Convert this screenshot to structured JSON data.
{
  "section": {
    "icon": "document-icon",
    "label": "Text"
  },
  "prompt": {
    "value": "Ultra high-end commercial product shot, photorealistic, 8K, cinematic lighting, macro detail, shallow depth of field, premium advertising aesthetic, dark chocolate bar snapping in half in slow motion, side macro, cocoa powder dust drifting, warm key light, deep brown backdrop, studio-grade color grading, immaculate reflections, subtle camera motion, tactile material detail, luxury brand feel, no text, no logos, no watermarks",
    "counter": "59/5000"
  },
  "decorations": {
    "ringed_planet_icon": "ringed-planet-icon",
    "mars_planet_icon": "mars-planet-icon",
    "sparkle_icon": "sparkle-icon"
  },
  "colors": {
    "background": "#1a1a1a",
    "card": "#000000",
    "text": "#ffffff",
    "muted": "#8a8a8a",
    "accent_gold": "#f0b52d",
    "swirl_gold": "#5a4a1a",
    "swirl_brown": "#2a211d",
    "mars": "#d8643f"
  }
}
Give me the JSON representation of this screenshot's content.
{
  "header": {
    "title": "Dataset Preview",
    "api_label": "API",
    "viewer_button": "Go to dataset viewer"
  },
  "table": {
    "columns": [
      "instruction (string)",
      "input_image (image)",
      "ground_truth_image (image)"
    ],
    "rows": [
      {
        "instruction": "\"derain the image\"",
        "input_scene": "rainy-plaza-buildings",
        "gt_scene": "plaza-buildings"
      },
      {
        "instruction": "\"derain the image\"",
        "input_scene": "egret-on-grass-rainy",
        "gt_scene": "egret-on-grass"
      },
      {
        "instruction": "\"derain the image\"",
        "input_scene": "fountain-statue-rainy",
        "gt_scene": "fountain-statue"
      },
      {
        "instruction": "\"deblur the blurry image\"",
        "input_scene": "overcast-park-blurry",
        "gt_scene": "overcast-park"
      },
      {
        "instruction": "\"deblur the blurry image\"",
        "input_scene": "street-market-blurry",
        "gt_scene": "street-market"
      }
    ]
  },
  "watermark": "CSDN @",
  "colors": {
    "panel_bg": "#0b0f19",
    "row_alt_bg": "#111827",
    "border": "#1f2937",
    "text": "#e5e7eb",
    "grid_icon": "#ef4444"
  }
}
________________________________________
§ **EXERCISE**
Extract each record, keeping it identical to the original.

§ **RESPONSE TO THE TASK**
Convert this screenshot to structured JSON data.
{
  "section": {
    "icon": "document-icon",
    "label": "Text"
  },
  "prompt": {
    "value": "Ultra high-end commercial product shot, photorealistic, 8K, cinematic lighting, macro detail, shallow depth of field, premium advertising aesthetic, dark chocolate bar snapping in half in slow motion, side macro, cocoa powder dust drifting, warm key light, deep brown backdrop, studio-grade color grading, immaculate reflections, subtle camera motion, tactile material detail, luxury brand feel, no text, no logos, no watermarks",
    "counter": "59/5000"
  },
  "decorations": {
    "ringed_planet_icon": "ringed-planet-icon",
    "mars_planet_icon": "mars-planet-icon",
    "sparkle_icon": "sparkle-icon"
  },
  "colors": {
    "background": "#1a1a1a",
    "card": "#000000",
    "text": "#ffffff",
    "muted": "#8a8a8a",
    "accent_gold": "#f0b52d",
    "swirl_gold": "#5a4a1a",
    "swirl_brown": "#2a211d",
    "mars": "#d8643f"
  }
}
Give me the JSON representation of this screenshot's content.
{
  "header": {
    "title": "Dataset Preview",
    "api_label": "API",
    "viewer_button": "Go to dataset viewer"
  },
  "table": {
    "columns": [
      "instruction (string)",
      "input_image (image)",
      "ground_truth_image (image)"
    ],
    "rows": [
      {
        "instruction": "\"derain the image\"",
        "input_scene": "rainy-plaza-buildings",
        "gt_scene": "plaza-buildings"
      },
      {
        "instruction": "\"derain the image\"",
        "input_scene": "egret-on-grass-rainy",
        "gt_scene": "egret-on-grass"
      },
      {
        "instruction": "\"derain the image\"",
        "input_scene": "fountain-statue-rainy",
        "gt_scene": "fountain-statue"
      },
      {
        "instruction": "\"deblur the blurry image\"",
        "input_scene": "overcast-park-blurry",
        "gt_scene": "overcast-park"
      },
      {
        "instruction": "\"deblur the blurry image\"",
        "input_scene": "street-market-blurry",
        "gt_scene": "street-market"
      }
    ]
  },
  "watermark": "CSDN @",
  "colors": {
    "panel_bg": "#0b0f19",
    "row_alt_bg": "#111827",
    "border": "#1f2937",
    "text": "#e5e7eb",
    "grid_icon": "#ef4444"
  }
}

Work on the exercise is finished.